### TASK DIRECTIONS
Give every line of the material again, exactly as written.

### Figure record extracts
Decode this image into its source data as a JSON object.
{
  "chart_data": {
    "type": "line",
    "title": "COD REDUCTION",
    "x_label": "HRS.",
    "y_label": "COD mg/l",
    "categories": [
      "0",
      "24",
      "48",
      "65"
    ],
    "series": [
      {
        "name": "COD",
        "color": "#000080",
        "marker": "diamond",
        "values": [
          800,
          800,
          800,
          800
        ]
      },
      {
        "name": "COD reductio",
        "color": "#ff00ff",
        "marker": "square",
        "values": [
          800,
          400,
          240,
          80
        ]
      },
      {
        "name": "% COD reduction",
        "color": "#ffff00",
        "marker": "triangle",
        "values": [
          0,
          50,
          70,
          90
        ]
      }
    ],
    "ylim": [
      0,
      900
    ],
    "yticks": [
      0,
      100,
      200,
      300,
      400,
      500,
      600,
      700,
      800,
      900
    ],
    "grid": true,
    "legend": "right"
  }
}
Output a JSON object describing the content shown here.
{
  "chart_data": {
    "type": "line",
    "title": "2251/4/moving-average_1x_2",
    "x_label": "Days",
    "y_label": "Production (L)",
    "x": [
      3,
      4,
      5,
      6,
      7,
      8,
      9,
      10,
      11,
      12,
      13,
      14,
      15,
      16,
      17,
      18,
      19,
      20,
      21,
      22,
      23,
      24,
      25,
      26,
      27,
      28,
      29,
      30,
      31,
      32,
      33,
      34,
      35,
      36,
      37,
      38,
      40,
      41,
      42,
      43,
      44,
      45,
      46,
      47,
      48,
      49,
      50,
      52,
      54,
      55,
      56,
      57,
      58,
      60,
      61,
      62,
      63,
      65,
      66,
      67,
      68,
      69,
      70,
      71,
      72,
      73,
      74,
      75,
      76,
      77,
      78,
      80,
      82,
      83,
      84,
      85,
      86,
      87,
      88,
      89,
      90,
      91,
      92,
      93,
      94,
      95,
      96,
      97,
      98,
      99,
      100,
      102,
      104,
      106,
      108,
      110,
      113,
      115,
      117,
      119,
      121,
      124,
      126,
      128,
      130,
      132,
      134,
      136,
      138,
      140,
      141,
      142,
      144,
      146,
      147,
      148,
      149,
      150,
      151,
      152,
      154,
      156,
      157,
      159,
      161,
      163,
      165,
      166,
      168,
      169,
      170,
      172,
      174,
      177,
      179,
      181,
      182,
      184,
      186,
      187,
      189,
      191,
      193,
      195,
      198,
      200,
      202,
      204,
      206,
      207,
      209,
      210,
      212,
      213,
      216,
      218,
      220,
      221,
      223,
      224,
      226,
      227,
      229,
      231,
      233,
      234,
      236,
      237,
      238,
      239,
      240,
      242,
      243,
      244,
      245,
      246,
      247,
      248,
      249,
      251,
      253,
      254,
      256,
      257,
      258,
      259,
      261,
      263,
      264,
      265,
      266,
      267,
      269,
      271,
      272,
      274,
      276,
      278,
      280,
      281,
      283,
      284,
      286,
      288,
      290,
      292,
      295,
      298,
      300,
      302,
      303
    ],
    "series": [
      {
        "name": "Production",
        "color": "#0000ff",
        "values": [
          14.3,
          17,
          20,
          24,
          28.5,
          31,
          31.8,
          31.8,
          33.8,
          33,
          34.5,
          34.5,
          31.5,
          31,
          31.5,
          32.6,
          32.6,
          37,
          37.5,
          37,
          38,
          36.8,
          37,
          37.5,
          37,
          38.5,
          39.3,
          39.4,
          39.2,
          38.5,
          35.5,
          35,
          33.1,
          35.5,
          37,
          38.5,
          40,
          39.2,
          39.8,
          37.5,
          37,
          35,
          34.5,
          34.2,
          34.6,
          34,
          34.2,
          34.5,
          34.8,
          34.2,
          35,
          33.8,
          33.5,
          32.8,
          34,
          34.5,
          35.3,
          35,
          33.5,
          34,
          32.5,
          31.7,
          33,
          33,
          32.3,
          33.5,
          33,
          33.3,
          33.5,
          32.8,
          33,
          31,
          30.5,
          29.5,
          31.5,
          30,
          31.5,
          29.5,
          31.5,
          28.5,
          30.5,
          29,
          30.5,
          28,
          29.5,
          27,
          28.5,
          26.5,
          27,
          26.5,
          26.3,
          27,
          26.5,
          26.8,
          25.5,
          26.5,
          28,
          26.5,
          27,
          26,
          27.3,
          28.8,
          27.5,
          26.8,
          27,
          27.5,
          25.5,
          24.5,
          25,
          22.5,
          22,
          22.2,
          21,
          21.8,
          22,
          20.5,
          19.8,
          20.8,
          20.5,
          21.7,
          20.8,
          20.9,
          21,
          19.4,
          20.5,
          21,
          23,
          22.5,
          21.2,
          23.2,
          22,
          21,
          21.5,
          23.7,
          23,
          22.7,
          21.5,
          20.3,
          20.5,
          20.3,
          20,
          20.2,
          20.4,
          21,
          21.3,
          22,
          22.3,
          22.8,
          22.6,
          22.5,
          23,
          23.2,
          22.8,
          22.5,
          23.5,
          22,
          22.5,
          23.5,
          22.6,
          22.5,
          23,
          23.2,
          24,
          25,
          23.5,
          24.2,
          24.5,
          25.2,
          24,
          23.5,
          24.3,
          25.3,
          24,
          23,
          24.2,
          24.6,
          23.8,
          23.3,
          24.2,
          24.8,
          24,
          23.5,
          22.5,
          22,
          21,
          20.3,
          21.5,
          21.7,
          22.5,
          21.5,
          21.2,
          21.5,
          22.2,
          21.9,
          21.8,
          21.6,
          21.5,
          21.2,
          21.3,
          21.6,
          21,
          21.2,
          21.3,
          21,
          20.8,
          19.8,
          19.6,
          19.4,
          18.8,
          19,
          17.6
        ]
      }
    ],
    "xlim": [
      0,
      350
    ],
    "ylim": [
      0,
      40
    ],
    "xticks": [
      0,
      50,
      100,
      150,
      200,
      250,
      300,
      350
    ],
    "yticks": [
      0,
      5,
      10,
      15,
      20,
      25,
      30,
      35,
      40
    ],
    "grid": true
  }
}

### COMPLETE RESPONSE
Decode this image into its source data as a JSON object.
{
  "chart_data": {
    "type": "line",
    "title": "COD REDUCTION",
    "x_label": "HRS.",
    "y_label": "COD mg/l",
    "categories": [
      "0",
      "24",
      "48",
      "65"
    ],
    "series": [
      {
        "name": "COD",
        "color": "#000080",
        "marker": "diamond",
        "values": [
          800,
          800,
          800,
          800
        ]
      },
      {
        "name": "COD reductio",
        "color": "#ff00ff",
        "marker": "square",
        "values": [
          800,
          400,
          240,
          80
        ]
      },
      {
        "name": "% COD reduction",
        "color": "#ffff00",
        "marker": "triangle",
        "values": [
          0,
          50,
          70,
          90
        ]
      }
    ],
    "ylim": [
      0,
      900
    ],
    "yticks": [
      0,
      100,
      200,
      300,
      400,
      500,
      600,
      700,
      800,
      900
    ],
    "grid": true,
    "legend": "right"
  }
}
Output a JSON object describing the content shown here.
{
  "chart_data": {
    "type": "line",
    "title": "2251/4/moving-average_1x_2",
    "x_label": "Days",
    "y_label": "Production (L)",
    "x": [
      3,
      4,
      5,
      6,
      7,
      8,
      9,
      10,
      11,
      12,
      13,
      14,
      15,
      16,
      17,
      18,
      19,
      20,
      21,
      22,
      23,
      24,
      25,
      26,
      27,
      28,
      29,
      30,
      31,
      32,
      33,
      34,
      35,
      36,
      37,
      38,
      40,
      41,
      42,
      43,
      44,
      45,
      46,
      47,
      48,
      49,
      50,
      52,
      54,
      55,
      56,
      57,
      58,
      60,
      61,
      62,
      63,
      65,
      66,
      67,
      68,
      69,
      70,
      71,
      72,
      73,
      74,
      75,
      76,
      77,
      78,
      80,
      82,
      83,
      84,
      85,
      86,
      87,
      88,
      89,
      90,
      91,
      92,
      93,
      94,
      95,
      96,
      97,
      98,
      99,
      100,
      102,
      104,
      106,
      108,
      110,
      113,
      115,
      117,
      119,
      121,
      124,
      126,
      128,
      130,
      132,
      134,
      136,
      138,
      140,
      141,
      142,
      144,
      146,
      147,
      148,
      149,
      150,
      151,
      152,
      154,
      156,
      157,
      159,
      161,
      163,
      165,
      166,
      168,
      169,
      170,
      172,
      174,
      177,
      179,
      181,
      182,
      184,
      186,
      187,
      189,
      191,
      193,
      195,
      198,
      200,
      202,
      204,
      206,
      207,
      209,
      210,
      212,
      213,
      216,
      218,
      220,
      221,
      223,
      224,
      226,
      227,
      229,
      231,
      233,
      234,
      236,
      237,
      238,
      239,
      240,
      242,
      243,
      244,
      245,
      246,
      247,
      248,
      249,
      251,
      253,
      254,
      256,
      257,
      258,
      259,
      261,
      263,
      264,
      265,
      266,
      267,
      269,
      271,
      272,
      274,
      276,
      278,
      280,
      281,
      283,
      284,
      286,
      288,
      290,
      292,
      295,
      298,
      300,
      302,
      303
    ],
    "series": [
      {
        "name": "Production",
        "color": "#0000ff",
        "values": [
          14.3,
          17,
          20,
          24,
          28.5,
          31,
          31.8,
          31.8,
          33.8,
          33,
          34.5,
          34.5,
          31.5,
          31,
          31.5,
          32.6,
          32.6,
          37,
          37.5,
          37,
          38,
          36.8,
          37,
          37.5,
          37,
          38.5,
          39.3,
          39.4,
          39.2,
          38.5,
          35.5,
          35,
          33.1,
          35.5,
          37,
          38.5,
          40,
          39.2,
          39.8,
          37.5,
          37,
          35,
          34.5,
          34.2,
          34.6,
          34,
          34.2,
          34.5,
          34.8,
          34.2,
          35,
          33.8,
          33.5,
          32.8,
          34,
          34.5,
          35.3,
          35,
          33.5,
          34,
          32.5,
          31.7,
          33,
          33,
          32.3,
          33.5,
          33,
          33.3,
          33.5,
          32.8,
          33,
          31,
          30.5,
          29.5,
          31.5,
          30,
          31.5,
          29.5,
          31.5,
          28.5,
          30.5,
          29,
          30.5,
          28,
          29.5,
          27,
          28.5,
          26.5,
          27,
          26.5,
          26.3,
          27,
          26.5,
          26.8,
          25.5,
          26.5,
          28,
          26.5,
          27,
          26,
          27.3,
          28.8,
          27.5,
          26.8,
          27,
          27.5,
          25.5,
          24.5,
          25,
          22.5,
          22,
          22.2,
          21,
          21.8,
          22,
          20.5,
          19.8,
          20.8,
          20.5,
          21.7,
          20.8,
          20.9,
          21,
          19.4,
          20.5,
          21,
          23,
          22.5,
          21.2,
          23.2,
          22,
          21,
          21.5,
          23.7,
          23,
          22.7,
          21.5,
          20.3,
          20.5,
          20.3,
          20,
          20.2,
          20.4,
          21,
          21.3,
          22,
          22.3,
          22.8,
          22.6,
          22.5,
          23,
          23.2,
          22.8,
          22.5,
          23.5,
          22,
          22.5,
          23.5,
          22.6,
          22.5,
          23,
          23.2,
          24,
          25,
          23.5,
          24.2,
          24.5,
          25.2,
          24,
          23.5,
          24.3,
          25.3,
          24,
          23,
          24.2,
          24.6,
          23.8,
          23.3,
          24.2,
          24.8,
          24,
          23.5,
          22.5,
          22,
          21,
          20.3,
          21.5,
          21.7,
          22.5,
          21.5,
          21.2,
          21.5,
          22.2,
          21.9,
          21.8,
          21.6,
          21.5,
          21.2,
          21.3,
          21.6,
          21,
          21.2,
          21.3,
          21,
          20.8,
          19.8,
          19.6,
          19.4,
          18.8,
          19,
          17.6
        ]
      }
    ],
    "xlim": [
      0,
      350
    ],
    "ylim": [
      0,
      40
    ],
    "xticks": [
      0,
      50,
      100,
      150,
      200,
      250,
      300,
      350
    ],
    "yticks": [
      0,
      5,
      10,
      15,
      20,
      25,
      30,
      35,
      40
    ],
    "grid": true
  }
}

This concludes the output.